Work required: Reproduce this listing in full.

Collected data entries:

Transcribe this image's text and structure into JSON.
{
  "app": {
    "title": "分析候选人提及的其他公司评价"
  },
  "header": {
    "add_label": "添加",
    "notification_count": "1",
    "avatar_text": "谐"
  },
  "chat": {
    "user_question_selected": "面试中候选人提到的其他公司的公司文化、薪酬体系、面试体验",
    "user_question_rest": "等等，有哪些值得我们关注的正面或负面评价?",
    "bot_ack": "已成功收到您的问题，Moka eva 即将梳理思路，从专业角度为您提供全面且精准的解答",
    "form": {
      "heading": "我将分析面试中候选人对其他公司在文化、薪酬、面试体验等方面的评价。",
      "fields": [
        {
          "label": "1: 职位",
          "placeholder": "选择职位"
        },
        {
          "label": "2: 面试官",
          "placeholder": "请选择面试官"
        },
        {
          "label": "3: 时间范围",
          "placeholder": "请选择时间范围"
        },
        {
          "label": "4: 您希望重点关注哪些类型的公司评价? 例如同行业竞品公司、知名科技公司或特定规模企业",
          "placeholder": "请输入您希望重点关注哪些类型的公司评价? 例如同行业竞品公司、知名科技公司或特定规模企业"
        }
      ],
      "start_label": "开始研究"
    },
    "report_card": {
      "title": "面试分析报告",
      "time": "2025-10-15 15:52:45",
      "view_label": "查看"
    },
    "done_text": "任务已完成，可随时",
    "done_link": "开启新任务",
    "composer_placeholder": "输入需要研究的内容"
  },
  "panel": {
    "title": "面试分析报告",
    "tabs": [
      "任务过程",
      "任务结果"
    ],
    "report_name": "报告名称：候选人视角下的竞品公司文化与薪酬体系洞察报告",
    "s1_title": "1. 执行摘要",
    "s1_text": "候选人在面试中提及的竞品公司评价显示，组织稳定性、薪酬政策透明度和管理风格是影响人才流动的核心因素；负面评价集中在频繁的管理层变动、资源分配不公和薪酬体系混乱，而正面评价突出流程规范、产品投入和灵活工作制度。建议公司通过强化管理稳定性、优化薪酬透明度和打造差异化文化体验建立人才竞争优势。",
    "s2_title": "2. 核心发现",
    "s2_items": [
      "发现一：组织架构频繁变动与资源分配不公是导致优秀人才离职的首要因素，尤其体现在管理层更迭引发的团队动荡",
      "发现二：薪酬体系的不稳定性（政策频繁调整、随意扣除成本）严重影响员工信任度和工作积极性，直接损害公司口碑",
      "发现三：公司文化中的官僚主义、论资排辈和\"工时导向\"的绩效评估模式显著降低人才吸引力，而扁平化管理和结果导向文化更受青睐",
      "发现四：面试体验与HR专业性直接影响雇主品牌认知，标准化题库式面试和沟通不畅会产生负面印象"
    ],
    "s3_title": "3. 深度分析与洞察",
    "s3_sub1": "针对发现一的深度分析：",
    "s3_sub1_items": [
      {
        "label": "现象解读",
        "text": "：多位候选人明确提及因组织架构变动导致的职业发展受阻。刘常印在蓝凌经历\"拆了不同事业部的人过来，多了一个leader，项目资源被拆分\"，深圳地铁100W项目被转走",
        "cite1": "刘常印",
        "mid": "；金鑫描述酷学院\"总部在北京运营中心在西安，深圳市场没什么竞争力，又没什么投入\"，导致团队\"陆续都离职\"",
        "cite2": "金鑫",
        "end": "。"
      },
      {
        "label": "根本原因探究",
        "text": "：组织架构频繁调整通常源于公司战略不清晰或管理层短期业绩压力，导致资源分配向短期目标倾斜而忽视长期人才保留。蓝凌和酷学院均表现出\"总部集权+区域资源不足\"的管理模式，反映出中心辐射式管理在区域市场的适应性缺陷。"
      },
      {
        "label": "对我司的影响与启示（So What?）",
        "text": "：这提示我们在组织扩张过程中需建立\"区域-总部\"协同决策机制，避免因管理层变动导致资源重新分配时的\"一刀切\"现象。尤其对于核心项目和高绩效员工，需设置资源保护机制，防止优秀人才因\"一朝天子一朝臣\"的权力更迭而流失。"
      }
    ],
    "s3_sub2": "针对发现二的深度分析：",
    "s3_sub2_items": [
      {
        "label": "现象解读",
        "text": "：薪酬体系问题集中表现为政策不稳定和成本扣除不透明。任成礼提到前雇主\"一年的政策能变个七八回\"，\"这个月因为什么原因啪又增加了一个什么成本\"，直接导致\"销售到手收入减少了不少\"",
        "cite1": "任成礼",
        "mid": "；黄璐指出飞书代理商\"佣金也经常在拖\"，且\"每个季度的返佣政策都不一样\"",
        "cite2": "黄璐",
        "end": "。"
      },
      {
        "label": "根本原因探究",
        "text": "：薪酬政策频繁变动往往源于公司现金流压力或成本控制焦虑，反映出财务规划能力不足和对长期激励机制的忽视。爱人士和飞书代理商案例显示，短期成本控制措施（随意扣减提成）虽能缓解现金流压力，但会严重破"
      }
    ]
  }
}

Solution for this task:
Transcribe this image's text and structure into JSON.
{
  "app": {
    "title": "分析候选人提及的其他公司评价"
  },
  "header": {
    "add_label": "添加",
    "notification_count": "1",
    "avatar_text": "谐"
  },
  "chat": {
    "user_question_selected": "面试中候选人提到的其他公司的公司文化、薪酬体系、面试体验",
    "user_question_rest": "等等，有哪些值得我们关注的正面或负面评价?",
    "bot_ack": "已成功收到您的问题，Moka eva 即将梳理思路，从专业角度为您提供全面且精准的解答",
    "form": {
      "heading": "我将分析面试中候选人对其他公司在文化、薪酬、面试体验等方面的评价。",
      "fields": [
        {
          "label": "1: 职位",
          "placeholder": "选择职位"
        },
        {
          "label": "2: 面试官",
          "placeholder": "请选择面试官"
        },
        {
          "label": "3: 时间范围",
          "placeholder": "请选择时间范围"
        },
        {
          "label": "4: 您希望重点关注哪些类型的公司评价? 例如同行业竞品公司、知名科技公司或特定规模企业",
          "placeholder": "请输入您希望重点关注哪些类型的公司评价? 例如同行业竞品公司、知名科技公司或特定规模企业"
        }
      ],
      "start_label": "开始研究"
    },
    "report_card": {
      "title": "面试分析报告",
      "time": "2025-10-15 15:52:45",
      "view_label": "查看"
    },
    "done_text": "任务已完成，可随时",
    "done_link": "开启新任务",
    "composer_placeholder": "输入需要研究的内容"
  },
  "panel": {
    "title": "面试分析报告",
    "tabs": [
      "任务过程",
      "任务结果"
    ],
    "report_name": "报告名称：候选人视角下的竞品公司文化与薪酬体系洞察报告",
    "s1_title": "1. 执行摘要",
    "s1_text": "候选人在面试中提及的竞品公司评价显示，组织稳定性、薪酬政策透明度和管理风格是影响人才流动的核心因素；负面评价集中在频繁的管理层变动、资源分配不公和薪酬体系混乱，而正面评价突出流程规范、产品投入和灵活工作制度。建议公司通过强化管理稳定性、优化薪酬透明度和打造差异化文化体验建立人才竞争优势。",
    "s2_title": "2. 核心发现",
    "s2_items": [
      "发现一：组织架构频繁变动与资源分配不公是导致优秀人才离职的首要因素，尤其体现在管理层更迭引发的团队动荡",
      "发现二：薪酬体系的不稳定性（政策频繁调整、随意扣除成本）严重影响员工信任度和工作积极性，直接损害公司口碑",
      "发现三：公司文化中的官僚主义、论资排辈和\"工时导向\"的绩效评估模式显著降低人才吸引力，而扁平化管理和结果导向文化更受青睐",
      "发现四：面试体验与HR专业性直接影响雇主品牌认知，标准化题库式面试和沟通不畅会产生负面印象"
    ],
    "s3_title": "3. 深度分析与洞察",
    "s3_sub1": "针对发现一的深度分析：",
    "s3_sub1_items": [
      {
        "label": "现象解读",
        "text": "：多位候选人明确提及因组织架构变动导致的职业发展受阻。刘常印在蓝凌经历\"拆了不同事业部的人过来，多了一个leader，项目资源被拆分\"，深圳地铁100W项目被转走",
        "cite1": "刘常印",
        "mid": "；金鑫描述酷学院\"总部在北京运营中心在西安，深圳市场没什么竞争力，又没什么投入\"，导致团队\"陆续都离职\"",
        "cite2": "金鑫",
        "end": "。"
      },
      {
        "label": "根本原因探究",
        "text": "：组织架构频繁调整通常源于公司战略不清晰或管理层短期业绩压力，导致资源分配向短期目标倾斜而忽视长期人才保留。蓝凌和酷学院均表现出\"总部集权+区域资源不足\"的管理模式，反映出中心辐射式管理在区域市场的适应性缺陷。"
      },
      {
        "label": "对我司的影响与启示（So What?）",
        "text": "：这提示我们在组织扩张过程中需建立\"区域-总部\"协同决策机制，避免因管理层变动导致资源重新分配时的\"一刀切\"现象。尤其对于核心项目和高绩效员工，需设置资源保护机制，防止优秀人才因\"一朝天子一朝臣\"的权力更迭而流失。"
      }
    ],
    "s3_sub2": "针对发现二的深度分析：",
    "s3_sub2_items": [
      {
        "label": "现象解读",
        "text": "：薪酬体系问题集中表现为政策不稳定和成本扣除不透明。任成礼提到前雇主\"一年的政策能变个七八回\"，\"这个月因为什么原因啪又增加了一个什么成本\"，直接导致\"销售到手收入减少了不少\"",
        "cite1": "任成礼",
        "mid": "；黄璐指出飞书代理商\"佣金也经常在拖\"，且\"每个季度的返佣政策都不一样\"",
        "cite2": "黄璐",
        "end": "。"
      },
      {
        "label": "根本原因探究",
        "text": "：薪酬政策频繁变动往往源于公司现金流压力或成本控制焦虑，反映出财务规划能力不足和对长期激励机制的忽视。爱人士和飞书代理商案例显示，短期成本控制措施（随意扣减提成）虽能缓解现金流压力，但会严重破"
      }
    ]
  }
}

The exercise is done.